** WRITTEN REQUEST **
Copy out all lines in the data below containing the string "этом".

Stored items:
=-=-=
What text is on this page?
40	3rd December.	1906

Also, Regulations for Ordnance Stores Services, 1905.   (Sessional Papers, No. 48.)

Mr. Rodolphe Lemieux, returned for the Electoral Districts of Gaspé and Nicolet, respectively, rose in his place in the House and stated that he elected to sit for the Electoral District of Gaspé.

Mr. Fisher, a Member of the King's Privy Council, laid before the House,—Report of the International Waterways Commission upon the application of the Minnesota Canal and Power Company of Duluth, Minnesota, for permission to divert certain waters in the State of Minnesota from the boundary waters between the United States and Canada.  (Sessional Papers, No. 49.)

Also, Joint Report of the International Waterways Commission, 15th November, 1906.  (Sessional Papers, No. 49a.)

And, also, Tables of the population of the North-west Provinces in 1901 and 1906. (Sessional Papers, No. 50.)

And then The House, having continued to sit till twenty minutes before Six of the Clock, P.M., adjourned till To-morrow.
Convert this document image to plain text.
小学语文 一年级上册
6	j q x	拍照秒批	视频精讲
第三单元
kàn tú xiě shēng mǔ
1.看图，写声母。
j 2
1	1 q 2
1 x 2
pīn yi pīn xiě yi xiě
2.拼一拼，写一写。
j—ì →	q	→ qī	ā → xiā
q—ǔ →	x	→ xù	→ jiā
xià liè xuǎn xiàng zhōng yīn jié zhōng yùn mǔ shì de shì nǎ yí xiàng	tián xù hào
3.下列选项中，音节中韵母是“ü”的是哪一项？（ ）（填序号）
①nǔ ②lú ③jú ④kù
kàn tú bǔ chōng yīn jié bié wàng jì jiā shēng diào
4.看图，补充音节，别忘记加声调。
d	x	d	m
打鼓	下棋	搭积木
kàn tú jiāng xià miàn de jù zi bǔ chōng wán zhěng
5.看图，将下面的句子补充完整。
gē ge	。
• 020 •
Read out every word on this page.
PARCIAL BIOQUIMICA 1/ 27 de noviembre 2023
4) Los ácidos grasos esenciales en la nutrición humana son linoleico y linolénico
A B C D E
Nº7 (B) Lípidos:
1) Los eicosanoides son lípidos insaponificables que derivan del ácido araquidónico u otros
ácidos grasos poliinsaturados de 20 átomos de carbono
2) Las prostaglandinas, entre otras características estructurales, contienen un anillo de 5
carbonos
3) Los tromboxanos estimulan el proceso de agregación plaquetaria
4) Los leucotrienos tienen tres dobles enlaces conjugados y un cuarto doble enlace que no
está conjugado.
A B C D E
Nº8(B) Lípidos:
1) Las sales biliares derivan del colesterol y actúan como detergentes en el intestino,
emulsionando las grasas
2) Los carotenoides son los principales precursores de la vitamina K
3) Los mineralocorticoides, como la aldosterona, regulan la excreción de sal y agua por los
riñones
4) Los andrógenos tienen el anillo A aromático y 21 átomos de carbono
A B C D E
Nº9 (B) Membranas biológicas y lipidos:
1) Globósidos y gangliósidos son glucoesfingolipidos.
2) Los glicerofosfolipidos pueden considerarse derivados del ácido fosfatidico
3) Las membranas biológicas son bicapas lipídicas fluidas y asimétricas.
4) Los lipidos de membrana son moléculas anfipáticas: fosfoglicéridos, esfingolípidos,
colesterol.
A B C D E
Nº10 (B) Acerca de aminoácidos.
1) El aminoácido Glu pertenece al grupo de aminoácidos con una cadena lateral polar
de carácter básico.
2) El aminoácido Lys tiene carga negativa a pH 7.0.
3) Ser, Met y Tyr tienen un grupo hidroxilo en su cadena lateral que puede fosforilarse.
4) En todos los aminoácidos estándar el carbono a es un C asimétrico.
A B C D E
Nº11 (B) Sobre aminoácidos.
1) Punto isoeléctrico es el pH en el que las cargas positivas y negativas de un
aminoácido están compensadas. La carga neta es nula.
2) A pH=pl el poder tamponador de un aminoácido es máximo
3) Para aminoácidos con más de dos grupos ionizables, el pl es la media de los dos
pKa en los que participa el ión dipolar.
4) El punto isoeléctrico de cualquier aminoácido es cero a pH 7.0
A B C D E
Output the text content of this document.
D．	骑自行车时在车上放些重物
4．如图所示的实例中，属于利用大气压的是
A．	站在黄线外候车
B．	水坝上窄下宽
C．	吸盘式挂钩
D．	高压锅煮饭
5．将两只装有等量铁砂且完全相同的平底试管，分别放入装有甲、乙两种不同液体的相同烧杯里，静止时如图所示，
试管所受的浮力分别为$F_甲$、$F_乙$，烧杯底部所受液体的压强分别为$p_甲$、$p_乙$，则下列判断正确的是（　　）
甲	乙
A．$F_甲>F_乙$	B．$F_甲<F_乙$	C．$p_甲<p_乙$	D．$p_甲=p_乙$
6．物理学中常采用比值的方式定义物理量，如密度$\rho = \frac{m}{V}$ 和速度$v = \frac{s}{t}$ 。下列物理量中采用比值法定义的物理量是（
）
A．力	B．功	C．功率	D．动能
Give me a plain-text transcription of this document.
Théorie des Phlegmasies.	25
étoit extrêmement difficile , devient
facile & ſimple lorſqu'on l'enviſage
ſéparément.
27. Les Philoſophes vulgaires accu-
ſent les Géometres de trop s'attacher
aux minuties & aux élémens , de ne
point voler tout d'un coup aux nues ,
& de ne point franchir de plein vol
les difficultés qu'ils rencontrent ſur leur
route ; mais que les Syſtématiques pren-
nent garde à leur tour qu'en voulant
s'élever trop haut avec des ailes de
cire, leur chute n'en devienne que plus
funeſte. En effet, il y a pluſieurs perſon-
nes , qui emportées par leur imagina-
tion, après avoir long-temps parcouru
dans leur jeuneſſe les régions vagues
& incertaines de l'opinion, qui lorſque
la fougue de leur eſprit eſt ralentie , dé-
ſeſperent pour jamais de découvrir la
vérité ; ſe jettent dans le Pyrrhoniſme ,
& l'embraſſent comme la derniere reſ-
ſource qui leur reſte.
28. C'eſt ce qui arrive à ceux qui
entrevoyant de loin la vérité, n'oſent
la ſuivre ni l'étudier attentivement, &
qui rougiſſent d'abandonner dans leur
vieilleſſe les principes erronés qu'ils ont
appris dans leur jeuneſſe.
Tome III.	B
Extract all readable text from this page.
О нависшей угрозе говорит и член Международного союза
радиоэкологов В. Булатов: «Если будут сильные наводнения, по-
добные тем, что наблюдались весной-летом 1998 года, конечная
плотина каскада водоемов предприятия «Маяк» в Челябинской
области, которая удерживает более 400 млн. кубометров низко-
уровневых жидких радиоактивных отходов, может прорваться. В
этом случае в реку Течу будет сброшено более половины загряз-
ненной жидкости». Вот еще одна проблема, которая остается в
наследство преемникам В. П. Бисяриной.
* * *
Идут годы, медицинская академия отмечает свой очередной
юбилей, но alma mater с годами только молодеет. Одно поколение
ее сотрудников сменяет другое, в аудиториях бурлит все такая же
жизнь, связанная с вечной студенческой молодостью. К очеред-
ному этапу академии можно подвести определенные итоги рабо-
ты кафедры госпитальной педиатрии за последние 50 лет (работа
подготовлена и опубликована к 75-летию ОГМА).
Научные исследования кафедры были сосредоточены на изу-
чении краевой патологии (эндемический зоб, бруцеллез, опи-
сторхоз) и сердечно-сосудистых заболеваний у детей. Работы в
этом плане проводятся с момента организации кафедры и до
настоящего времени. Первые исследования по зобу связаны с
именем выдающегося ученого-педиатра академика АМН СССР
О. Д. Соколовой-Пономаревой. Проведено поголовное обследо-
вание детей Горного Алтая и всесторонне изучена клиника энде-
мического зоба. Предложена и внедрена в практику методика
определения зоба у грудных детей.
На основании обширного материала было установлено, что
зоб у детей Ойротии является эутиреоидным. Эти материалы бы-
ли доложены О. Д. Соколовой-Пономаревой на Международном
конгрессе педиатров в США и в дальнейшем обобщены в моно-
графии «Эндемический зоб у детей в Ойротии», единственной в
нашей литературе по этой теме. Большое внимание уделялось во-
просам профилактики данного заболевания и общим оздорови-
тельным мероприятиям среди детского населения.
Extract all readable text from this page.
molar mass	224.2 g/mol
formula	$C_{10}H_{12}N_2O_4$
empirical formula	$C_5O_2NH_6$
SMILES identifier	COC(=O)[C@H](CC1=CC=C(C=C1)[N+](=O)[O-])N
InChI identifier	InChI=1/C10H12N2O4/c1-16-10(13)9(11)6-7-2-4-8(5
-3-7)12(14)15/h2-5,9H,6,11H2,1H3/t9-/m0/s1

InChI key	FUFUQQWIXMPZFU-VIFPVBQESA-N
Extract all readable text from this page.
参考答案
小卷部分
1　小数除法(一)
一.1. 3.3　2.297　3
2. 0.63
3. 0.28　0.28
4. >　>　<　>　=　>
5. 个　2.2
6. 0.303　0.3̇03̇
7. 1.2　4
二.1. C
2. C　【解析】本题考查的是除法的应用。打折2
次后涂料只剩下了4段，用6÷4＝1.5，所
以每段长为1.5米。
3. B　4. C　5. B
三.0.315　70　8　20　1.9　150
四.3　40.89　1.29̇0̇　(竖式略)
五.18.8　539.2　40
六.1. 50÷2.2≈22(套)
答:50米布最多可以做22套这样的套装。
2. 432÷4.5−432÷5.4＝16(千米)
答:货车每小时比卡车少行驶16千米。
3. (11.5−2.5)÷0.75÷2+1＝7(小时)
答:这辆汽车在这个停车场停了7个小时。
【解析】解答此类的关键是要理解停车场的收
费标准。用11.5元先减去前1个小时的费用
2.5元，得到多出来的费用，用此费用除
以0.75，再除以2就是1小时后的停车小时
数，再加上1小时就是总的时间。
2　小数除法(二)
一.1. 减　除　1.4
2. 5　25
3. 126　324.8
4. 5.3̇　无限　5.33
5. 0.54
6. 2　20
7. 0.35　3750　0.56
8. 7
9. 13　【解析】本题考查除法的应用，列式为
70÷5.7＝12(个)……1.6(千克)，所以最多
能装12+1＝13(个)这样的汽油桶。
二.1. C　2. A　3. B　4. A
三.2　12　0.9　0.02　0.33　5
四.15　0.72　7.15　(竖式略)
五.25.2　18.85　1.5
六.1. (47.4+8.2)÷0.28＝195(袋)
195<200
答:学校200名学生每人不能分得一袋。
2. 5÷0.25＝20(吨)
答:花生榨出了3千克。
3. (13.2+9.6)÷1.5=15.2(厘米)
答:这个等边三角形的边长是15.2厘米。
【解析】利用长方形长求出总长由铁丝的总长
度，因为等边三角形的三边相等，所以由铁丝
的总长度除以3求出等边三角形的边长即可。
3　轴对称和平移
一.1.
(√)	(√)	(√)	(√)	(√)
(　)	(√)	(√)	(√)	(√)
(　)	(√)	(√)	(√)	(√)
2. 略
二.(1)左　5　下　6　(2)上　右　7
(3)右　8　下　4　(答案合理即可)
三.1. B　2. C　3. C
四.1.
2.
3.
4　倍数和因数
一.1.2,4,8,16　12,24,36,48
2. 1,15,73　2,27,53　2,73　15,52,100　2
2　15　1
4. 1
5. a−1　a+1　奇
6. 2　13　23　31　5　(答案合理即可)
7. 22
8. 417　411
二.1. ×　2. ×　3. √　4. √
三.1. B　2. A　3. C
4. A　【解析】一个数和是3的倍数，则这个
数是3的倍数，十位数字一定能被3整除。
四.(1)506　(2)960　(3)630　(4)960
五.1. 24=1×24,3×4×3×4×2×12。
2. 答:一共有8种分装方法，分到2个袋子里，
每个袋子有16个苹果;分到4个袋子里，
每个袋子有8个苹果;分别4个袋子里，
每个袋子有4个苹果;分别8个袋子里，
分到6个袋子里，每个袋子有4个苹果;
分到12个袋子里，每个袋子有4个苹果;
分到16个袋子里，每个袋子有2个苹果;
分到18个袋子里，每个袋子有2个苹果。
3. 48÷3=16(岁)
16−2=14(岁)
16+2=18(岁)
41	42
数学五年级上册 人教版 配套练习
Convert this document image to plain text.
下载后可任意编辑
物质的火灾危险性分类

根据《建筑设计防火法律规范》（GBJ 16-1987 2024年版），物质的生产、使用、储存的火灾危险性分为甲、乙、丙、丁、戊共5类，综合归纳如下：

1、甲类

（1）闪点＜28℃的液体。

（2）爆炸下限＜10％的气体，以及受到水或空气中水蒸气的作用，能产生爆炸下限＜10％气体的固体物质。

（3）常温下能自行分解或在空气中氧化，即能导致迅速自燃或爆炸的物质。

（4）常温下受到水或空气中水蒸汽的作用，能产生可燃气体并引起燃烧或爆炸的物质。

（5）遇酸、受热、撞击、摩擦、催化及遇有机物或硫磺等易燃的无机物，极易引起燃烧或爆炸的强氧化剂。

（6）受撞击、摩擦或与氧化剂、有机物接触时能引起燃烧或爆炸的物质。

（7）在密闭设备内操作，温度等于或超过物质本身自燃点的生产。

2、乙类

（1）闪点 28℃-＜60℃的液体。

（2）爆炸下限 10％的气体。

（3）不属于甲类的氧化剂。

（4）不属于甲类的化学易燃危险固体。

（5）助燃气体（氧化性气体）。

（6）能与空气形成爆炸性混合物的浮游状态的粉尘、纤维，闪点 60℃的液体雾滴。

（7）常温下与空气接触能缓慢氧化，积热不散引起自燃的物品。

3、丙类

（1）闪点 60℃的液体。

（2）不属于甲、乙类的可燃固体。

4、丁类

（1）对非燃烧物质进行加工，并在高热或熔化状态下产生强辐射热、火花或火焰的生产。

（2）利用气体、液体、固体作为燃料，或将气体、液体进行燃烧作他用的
=-=-=
** EXERCISE OUTPUT **
этом случае в реку Течу будет сброшено более половины загряз-
этом плане проводятся с момента организации кафедры и до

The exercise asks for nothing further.